AIM: Gather all lines from the material that contain "name".

Chart and figure data

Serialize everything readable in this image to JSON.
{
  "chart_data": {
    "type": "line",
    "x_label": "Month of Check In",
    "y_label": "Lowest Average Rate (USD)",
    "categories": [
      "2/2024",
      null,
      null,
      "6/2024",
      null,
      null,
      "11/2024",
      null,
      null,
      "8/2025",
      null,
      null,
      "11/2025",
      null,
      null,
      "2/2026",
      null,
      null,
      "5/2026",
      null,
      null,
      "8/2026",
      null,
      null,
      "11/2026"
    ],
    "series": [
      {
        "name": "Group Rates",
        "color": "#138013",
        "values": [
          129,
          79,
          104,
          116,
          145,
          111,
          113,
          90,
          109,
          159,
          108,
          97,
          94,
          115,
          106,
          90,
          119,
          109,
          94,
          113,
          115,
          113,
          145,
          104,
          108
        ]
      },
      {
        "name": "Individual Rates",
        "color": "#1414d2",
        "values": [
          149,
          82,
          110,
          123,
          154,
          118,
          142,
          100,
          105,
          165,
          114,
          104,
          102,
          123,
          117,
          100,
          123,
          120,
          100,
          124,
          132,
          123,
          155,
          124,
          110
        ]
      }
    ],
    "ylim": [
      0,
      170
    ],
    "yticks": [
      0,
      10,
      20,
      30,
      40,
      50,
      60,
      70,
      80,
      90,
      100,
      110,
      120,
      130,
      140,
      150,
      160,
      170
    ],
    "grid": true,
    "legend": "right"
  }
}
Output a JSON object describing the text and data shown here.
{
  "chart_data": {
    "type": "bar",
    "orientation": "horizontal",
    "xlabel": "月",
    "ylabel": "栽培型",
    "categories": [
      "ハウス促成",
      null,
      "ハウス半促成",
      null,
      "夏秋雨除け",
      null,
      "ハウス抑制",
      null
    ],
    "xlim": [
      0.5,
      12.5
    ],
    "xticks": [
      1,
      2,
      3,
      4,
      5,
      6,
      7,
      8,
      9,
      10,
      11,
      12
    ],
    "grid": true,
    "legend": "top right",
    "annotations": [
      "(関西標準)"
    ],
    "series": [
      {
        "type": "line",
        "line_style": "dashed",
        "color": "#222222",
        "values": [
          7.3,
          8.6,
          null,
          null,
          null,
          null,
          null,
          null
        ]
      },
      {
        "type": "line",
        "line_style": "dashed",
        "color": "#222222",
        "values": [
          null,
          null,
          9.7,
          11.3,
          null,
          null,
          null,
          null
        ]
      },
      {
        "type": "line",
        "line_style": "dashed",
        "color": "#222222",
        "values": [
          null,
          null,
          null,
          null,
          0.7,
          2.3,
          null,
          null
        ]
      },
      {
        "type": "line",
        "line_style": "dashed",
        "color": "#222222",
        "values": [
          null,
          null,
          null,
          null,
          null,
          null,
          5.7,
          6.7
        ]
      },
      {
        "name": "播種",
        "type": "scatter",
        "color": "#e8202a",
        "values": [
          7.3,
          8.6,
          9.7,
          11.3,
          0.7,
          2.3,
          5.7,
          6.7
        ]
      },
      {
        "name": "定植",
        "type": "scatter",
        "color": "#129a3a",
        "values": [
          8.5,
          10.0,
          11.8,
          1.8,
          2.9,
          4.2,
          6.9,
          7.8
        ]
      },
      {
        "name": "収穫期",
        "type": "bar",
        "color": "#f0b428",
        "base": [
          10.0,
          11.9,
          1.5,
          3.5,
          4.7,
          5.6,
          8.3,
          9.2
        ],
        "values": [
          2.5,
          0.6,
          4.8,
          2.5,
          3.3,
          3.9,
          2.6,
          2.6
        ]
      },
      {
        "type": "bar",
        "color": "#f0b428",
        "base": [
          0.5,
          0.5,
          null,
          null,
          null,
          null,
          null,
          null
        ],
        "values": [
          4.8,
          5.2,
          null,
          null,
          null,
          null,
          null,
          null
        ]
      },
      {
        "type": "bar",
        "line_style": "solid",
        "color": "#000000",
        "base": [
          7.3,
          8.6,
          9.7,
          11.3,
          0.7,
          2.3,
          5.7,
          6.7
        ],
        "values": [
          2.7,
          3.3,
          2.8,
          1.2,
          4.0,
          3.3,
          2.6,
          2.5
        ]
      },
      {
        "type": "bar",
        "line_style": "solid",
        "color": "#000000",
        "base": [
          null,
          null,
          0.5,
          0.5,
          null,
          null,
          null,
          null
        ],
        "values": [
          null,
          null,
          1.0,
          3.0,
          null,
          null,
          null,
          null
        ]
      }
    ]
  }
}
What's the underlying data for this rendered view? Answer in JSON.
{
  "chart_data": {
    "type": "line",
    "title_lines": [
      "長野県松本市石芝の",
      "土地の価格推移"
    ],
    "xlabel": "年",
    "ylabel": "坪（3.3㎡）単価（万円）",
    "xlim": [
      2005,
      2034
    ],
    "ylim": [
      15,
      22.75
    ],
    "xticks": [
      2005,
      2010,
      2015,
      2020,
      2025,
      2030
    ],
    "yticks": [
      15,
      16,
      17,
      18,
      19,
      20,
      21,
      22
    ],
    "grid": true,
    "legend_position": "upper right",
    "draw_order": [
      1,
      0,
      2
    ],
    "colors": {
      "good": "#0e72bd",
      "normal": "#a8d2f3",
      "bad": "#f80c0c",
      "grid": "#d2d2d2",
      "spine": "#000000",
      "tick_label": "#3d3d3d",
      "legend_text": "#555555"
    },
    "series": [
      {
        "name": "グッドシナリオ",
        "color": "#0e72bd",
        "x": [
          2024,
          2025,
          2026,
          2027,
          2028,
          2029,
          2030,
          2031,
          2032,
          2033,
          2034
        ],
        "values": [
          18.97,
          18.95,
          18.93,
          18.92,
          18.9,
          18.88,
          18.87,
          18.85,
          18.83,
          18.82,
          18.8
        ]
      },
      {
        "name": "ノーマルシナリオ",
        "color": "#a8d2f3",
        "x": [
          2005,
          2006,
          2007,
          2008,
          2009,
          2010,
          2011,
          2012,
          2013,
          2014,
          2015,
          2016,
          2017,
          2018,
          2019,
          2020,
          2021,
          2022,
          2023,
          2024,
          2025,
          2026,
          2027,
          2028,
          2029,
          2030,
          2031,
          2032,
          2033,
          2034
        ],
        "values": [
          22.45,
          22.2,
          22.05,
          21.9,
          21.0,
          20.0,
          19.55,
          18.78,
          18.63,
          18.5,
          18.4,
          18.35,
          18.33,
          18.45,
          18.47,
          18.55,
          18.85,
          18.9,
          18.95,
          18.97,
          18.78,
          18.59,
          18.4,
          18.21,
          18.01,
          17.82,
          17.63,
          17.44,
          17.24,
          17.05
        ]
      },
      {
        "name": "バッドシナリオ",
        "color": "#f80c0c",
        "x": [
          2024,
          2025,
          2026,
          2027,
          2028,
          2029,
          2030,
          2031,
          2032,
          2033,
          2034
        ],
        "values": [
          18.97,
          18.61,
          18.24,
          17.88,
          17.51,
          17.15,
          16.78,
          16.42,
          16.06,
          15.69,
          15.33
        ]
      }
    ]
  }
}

EXERCISE RESPONSE:
        "name": "Group Rates",
        "name": "Individual Rates",
        "name": "播種",
        "name": "定植",
        "name": "収穫期",
        "name": "グッドシナリオ",
        "name": "ノーマルシナリオ",
        "name": "バッドシナリオ",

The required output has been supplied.